═════ DATA

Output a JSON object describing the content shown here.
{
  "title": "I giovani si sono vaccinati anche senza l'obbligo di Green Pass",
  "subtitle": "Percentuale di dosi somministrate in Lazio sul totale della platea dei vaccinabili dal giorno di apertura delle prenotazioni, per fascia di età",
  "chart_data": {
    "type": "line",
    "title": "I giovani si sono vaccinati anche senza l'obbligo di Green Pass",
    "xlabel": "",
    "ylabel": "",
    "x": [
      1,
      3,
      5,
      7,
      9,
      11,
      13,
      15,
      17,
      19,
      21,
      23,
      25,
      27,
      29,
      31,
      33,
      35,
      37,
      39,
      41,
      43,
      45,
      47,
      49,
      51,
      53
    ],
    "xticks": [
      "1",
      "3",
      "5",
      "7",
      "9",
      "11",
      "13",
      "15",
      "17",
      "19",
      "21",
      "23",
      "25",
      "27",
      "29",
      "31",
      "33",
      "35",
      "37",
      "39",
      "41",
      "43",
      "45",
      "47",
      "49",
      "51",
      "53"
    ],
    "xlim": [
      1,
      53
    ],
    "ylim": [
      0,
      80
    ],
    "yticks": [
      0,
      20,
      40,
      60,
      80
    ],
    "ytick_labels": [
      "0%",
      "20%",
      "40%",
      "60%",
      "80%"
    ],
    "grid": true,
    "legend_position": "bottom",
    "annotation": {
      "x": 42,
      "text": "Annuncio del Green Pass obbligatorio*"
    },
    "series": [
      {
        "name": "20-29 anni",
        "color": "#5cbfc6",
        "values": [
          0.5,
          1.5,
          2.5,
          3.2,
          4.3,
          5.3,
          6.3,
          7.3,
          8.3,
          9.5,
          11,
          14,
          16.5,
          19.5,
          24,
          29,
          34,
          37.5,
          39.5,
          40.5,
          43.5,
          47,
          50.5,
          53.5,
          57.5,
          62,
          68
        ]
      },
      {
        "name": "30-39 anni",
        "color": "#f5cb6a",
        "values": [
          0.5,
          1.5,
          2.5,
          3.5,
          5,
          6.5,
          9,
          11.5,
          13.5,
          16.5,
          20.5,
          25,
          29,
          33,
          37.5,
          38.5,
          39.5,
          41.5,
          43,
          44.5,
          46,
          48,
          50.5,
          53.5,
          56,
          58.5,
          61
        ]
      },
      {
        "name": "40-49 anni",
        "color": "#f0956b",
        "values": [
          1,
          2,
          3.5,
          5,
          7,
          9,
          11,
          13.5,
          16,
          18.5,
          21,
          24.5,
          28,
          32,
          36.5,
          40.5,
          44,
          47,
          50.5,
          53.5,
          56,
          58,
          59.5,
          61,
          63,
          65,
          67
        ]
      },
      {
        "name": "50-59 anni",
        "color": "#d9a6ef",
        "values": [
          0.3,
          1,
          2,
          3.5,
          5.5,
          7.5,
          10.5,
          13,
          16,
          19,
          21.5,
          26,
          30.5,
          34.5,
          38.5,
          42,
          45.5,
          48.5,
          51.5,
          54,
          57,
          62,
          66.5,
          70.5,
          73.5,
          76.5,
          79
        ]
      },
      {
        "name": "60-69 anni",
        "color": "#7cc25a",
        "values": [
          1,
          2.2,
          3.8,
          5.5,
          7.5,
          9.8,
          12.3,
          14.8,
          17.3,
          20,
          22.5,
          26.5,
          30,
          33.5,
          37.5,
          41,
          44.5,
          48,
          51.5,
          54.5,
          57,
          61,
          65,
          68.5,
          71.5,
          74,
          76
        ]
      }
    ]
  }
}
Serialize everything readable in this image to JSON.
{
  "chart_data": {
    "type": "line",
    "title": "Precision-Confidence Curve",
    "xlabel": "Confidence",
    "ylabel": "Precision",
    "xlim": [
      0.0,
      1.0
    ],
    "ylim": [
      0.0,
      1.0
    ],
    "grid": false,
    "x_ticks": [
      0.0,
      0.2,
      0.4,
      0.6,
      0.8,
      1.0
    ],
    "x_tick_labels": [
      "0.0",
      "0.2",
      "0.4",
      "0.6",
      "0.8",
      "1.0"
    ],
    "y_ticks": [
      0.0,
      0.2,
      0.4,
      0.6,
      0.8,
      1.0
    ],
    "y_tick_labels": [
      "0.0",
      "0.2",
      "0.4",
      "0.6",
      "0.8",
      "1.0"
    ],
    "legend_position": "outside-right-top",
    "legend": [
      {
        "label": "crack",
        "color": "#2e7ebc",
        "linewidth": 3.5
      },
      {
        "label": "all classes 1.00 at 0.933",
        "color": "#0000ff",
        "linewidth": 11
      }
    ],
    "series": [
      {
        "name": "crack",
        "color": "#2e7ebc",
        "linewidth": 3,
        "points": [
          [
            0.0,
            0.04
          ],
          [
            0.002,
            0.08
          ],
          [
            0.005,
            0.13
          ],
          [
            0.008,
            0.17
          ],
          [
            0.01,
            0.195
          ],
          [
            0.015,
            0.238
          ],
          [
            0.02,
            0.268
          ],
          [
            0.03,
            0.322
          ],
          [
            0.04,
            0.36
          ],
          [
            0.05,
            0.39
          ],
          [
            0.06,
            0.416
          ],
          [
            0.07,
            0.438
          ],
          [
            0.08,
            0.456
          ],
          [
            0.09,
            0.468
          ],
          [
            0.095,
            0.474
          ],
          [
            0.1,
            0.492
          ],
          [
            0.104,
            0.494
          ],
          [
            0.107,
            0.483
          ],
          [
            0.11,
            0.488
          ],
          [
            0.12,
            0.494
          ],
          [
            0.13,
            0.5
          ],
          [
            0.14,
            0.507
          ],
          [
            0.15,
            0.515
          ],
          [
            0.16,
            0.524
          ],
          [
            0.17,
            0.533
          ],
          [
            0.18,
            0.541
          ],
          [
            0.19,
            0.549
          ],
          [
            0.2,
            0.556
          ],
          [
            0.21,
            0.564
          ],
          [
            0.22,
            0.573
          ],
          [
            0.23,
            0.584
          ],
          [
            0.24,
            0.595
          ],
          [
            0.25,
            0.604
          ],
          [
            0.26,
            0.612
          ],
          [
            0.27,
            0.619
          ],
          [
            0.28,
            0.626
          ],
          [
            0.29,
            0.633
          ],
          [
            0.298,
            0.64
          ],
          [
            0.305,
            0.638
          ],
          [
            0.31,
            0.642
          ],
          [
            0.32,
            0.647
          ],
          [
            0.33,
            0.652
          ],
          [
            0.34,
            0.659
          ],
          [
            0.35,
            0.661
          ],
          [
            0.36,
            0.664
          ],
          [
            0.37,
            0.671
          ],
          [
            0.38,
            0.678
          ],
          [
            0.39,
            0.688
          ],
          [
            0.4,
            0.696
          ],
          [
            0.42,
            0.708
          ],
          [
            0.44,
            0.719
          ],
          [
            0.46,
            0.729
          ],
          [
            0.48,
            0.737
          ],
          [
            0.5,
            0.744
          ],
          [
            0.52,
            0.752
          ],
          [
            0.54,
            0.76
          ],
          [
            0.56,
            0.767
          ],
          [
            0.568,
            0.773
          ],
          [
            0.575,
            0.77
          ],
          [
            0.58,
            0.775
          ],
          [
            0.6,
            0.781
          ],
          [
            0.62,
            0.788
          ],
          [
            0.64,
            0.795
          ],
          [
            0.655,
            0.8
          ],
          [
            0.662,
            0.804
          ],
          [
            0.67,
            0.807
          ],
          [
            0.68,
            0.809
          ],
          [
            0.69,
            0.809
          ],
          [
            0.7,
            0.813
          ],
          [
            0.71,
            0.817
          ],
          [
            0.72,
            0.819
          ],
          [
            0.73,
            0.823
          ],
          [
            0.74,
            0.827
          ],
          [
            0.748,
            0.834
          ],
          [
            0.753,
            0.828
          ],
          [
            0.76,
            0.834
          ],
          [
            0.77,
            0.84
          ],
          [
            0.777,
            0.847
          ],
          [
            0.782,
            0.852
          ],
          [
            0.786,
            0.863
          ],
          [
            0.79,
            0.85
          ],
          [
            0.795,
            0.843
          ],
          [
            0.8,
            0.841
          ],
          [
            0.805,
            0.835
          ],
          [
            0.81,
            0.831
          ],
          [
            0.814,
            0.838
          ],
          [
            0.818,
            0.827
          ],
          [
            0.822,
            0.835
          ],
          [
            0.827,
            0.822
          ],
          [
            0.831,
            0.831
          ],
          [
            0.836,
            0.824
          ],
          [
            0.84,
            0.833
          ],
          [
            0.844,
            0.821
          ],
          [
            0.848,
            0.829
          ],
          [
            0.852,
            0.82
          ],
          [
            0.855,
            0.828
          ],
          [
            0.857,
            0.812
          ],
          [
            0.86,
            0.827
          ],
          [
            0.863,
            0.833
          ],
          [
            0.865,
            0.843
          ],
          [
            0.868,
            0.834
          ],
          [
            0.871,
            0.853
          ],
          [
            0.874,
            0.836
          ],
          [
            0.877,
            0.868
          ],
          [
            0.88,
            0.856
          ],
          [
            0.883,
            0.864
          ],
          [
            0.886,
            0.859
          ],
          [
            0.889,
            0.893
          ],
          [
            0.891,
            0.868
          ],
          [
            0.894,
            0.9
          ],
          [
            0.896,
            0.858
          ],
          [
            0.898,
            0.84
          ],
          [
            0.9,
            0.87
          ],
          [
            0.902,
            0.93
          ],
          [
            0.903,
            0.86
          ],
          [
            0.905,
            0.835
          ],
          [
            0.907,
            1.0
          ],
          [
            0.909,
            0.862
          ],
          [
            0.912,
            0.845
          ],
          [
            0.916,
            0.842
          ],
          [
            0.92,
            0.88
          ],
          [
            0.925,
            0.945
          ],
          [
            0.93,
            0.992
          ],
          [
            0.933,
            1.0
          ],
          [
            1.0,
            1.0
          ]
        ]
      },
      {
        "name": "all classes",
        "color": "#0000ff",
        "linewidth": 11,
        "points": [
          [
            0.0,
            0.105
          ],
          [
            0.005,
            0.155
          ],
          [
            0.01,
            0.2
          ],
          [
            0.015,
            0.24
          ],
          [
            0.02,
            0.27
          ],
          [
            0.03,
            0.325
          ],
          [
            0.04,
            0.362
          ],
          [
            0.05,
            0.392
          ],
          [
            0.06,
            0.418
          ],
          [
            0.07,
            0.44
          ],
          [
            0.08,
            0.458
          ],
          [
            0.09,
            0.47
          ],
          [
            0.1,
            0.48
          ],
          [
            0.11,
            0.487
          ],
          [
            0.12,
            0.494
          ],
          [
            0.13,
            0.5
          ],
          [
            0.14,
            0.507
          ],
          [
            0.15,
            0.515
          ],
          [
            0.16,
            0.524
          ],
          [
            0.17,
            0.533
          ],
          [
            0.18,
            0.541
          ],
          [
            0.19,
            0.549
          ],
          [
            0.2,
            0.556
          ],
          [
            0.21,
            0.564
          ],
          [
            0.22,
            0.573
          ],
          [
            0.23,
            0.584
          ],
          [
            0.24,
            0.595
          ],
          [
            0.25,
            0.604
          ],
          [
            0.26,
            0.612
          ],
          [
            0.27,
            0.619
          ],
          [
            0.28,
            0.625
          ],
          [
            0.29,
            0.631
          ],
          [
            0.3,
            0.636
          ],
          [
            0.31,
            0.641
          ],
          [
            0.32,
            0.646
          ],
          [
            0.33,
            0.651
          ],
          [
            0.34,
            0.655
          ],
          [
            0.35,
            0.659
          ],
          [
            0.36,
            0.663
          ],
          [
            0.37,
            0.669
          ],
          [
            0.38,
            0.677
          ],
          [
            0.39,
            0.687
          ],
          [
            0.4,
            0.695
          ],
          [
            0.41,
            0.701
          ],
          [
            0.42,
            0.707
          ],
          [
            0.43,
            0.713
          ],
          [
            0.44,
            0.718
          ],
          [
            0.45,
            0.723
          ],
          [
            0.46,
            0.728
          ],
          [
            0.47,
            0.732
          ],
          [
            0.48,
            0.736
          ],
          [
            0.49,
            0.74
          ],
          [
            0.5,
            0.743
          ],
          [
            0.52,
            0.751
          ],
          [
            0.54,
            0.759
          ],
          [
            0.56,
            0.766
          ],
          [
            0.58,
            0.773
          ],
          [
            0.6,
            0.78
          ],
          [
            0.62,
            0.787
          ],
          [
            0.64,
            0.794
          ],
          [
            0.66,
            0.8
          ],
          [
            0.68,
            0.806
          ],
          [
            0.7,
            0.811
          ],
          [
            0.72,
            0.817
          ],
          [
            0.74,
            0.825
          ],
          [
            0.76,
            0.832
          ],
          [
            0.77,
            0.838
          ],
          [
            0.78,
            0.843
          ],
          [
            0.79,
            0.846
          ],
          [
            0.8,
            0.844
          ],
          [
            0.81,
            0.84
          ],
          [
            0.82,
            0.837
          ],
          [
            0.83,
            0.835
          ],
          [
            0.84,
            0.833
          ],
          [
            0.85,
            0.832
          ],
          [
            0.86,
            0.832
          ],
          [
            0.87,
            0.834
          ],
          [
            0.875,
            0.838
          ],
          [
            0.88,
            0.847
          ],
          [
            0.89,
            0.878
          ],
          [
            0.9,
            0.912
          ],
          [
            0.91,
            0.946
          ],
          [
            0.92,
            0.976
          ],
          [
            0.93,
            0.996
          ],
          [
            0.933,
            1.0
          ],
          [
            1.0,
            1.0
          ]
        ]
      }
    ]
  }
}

══════════

§ WHAT IS EXPECTED
Filter the records down to the lines that contain the string "sono", and copy those lines.

§ RESULT OF THIS TASK
  "title": "I giovani si sono vaccinati anche senza l'obbligo di Green Pass",
    "title": "I giovani si sono vaccinati anche senza l'obbligo di Green Pass",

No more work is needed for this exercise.